GOAL:
Go over the entries below line by line, copying each one that contains the word "blue".

-------- INPUT FOR THIS TASK

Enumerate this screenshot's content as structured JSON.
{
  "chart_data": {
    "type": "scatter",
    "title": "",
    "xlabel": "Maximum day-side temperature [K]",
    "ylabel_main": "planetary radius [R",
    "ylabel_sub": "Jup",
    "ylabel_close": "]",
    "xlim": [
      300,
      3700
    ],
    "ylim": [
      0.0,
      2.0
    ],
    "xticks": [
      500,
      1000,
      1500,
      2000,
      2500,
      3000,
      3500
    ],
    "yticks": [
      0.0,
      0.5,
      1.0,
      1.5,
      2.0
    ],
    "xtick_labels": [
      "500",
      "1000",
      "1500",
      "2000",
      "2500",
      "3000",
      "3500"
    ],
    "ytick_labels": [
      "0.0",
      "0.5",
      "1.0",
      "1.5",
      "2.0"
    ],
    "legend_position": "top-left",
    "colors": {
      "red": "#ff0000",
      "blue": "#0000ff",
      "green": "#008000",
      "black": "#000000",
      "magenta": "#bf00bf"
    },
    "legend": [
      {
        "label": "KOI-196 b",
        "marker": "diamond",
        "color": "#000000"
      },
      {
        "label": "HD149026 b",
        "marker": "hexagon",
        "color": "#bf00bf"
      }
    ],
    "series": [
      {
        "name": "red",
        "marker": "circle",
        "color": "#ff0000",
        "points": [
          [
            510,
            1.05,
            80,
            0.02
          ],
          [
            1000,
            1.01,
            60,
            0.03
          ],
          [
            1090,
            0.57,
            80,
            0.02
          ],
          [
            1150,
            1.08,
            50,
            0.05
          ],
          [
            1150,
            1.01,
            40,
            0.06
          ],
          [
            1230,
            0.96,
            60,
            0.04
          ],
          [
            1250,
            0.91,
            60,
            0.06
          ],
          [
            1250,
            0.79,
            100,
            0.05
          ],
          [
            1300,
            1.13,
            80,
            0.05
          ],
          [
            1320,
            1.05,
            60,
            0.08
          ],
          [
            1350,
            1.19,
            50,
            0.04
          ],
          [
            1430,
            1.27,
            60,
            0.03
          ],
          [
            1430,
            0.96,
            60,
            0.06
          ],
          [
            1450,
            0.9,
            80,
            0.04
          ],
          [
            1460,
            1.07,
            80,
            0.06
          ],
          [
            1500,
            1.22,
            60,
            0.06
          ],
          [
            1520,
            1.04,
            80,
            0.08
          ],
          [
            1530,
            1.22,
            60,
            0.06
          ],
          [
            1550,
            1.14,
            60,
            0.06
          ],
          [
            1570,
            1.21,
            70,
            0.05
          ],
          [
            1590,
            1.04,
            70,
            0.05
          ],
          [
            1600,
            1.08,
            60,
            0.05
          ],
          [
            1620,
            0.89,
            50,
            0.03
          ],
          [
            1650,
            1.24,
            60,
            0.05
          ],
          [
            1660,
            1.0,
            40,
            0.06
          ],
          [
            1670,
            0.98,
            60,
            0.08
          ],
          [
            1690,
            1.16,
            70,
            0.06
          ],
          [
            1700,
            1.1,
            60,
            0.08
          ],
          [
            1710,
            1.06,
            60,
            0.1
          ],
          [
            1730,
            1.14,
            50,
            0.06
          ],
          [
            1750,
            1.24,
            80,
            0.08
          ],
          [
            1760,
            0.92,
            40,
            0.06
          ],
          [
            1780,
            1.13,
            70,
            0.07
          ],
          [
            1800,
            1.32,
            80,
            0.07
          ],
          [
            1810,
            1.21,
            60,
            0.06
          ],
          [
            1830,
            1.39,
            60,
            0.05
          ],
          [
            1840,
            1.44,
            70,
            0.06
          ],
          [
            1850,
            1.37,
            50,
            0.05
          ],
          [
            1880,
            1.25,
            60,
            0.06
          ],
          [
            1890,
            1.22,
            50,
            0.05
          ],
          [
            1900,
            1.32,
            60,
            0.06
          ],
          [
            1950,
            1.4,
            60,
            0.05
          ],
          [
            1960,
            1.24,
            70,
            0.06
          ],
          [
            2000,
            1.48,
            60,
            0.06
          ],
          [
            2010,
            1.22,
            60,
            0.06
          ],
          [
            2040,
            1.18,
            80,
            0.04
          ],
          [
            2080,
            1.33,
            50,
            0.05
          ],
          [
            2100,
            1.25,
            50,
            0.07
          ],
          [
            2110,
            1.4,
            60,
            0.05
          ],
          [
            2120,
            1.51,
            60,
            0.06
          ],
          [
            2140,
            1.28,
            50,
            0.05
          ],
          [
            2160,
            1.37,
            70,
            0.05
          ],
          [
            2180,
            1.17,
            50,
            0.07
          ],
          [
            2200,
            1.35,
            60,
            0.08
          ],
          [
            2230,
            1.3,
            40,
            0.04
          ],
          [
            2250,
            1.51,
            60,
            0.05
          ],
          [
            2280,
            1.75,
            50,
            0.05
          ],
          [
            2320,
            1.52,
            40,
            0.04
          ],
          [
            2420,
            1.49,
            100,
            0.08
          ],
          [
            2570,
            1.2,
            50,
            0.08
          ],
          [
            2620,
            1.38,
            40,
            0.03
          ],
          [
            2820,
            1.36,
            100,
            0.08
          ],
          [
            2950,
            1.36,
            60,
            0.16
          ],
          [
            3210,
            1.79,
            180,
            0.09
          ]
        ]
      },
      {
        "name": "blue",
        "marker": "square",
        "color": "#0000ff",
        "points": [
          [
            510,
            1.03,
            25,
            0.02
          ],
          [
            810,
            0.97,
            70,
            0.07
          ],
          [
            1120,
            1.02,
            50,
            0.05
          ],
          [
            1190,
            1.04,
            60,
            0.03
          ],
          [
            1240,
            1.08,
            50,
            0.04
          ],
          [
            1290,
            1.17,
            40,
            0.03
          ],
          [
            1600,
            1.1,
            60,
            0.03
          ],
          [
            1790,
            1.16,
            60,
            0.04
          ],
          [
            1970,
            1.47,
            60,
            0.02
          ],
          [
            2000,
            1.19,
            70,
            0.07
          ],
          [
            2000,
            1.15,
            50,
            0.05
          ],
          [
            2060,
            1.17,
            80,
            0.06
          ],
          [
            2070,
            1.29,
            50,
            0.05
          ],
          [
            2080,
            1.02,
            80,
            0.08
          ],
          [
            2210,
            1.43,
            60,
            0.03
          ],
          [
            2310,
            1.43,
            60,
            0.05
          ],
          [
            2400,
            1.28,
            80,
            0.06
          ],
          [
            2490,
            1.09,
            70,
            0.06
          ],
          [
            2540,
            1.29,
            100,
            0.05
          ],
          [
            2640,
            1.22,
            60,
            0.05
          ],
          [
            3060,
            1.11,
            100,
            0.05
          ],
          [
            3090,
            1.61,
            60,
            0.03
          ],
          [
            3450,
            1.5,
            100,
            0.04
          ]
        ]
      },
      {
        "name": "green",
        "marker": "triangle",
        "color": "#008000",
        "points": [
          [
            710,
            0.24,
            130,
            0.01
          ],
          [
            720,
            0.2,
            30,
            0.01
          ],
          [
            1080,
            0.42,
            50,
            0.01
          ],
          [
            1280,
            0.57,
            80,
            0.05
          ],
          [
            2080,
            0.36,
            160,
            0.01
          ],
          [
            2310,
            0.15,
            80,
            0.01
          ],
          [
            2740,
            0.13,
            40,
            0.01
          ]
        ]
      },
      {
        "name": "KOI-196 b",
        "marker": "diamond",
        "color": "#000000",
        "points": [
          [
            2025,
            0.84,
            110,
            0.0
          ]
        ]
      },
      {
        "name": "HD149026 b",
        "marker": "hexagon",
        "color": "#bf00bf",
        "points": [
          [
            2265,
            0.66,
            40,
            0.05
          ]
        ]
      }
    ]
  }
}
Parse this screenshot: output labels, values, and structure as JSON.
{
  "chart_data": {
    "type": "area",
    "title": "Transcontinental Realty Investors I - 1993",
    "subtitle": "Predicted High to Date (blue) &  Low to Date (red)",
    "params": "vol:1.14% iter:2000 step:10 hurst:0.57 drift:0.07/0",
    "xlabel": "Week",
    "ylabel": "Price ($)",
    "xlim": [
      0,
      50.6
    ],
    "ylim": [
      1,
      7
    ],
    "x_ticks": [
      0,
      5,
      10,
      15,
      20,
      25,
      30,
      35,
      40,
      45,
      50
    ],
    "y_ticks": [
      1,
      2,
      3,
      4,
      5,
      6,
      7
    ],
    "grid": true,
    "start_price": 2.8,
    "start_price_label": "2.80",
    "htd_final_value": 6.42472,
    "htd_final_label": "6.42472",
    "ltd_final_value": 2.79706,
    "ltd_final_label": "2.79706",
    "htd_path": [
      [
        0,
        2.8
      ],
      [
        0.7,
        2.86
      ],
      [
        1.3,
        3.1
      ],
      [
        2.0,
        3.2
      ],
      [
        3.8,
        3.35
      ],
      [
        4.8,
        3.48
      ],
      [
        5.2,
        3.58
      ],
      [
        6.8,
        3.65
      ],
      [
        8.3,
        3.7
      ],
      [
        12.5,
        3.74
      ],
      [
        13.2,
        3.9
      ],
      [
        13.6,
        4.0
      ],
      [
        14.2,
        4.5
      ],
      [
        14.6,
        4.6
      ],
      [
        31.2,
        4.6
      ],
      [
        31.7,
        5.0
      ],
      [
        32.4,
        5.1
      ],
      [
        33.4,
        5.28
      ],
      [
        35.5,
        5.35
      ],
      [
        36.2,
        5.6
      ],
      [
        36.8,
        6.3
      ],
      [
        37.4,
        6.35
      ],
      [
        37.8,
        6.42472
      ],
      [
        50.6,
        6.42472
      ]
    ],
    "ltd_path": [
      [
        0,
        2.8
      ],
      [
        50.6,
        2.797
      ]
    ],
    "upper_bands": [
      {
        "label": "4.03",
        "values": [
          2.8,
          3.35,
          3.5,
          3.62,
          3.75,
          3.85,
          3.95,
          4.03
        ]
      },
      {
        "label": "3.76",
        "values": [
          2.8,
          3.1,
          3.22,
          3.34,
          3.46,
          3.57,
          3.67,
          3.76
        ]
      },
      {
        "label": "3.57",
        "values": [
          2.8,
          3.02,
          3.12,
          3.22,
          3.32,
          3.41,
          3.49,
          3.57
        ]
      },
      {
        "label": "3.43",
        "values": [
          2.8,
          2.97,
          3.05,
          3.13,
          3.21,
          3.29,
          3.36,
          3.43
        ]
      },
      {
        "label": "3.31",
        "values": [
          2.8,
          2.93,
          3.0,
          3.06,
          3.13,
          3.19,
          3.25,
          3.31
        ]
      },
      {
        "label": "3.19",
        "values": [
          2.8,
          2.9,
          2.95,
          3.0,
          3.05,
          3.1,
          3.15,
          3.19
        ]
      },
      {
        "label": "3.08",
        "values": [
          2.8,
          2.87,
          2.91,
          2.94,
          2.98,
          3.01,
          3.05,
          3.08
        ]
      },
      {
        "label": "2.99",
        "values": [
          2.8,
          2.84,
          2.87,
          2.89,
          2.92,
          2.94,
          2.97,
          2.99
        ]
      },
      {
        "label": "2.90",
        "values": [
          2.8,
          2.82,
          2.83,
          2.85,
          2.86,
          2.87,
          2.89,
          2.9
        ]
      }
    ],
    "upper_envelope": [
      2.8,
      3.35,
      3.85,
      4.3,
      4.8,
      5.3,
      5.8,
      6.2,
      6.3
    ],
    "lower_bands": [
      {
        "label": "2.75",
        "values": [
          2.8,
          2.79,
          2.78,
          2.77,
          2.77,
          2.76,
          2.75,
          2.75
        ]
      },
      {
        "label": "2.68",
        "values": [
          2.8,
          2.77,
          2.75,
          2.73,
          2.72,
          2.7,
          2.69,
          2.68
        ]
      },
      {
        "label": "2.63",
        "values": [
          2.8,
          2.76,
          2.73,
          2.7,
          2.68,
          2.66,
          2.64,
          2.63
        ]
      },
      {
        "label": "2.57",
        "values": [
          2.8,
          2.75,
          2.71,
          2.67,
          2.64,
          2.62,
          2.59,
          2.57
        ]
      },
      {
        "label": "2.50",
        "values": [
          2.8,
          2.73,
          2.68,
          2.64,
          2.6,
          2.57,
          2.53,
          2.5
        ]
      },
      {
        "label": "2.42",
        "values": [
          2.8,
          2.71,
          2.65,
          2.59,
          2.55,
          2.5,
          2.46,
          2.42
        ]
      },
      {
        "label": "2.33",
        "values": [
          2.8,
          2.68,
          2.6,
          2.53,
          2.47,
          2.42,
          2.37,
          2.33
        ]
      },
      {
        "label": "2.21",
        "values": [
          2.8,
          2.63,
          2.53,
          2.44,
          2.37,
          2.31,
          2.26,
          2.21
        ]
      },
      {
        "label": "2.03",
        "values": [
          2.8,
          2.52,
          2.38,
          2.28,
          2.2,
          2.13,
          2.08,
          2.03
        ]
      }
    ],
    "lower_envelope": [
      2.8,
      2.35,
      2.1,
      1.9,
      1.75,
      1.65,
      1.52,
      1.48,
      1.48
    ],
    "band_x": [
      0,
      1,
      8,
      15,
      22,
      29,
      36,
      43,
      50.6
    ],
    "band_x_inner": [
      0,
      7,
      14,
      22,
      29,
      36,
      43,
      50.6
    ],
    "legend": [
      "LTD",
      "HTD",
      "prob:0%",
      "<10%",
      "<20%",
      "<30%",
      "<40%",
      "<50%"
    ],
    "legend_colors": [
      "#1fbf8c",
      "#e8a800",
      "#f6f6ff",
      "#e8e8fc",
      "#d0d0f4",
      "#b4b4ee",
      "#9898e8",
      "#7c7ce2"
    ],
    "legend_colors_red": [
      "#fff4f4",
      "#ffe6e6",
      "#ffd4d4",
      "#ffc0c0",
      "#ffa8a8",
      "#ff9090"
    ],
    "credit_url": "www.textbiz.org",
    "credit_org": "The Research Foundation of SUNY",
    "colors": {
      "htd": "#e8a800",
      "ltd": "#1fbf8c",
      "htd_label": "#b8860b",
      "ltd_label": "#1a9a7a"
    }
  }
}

----------------

CORRECT OUTPUT:
      "blue": "#0000ff",
        "name": "blue",
    "subtitle": "Predicted High to Date (blue) &  Low to Date (red)",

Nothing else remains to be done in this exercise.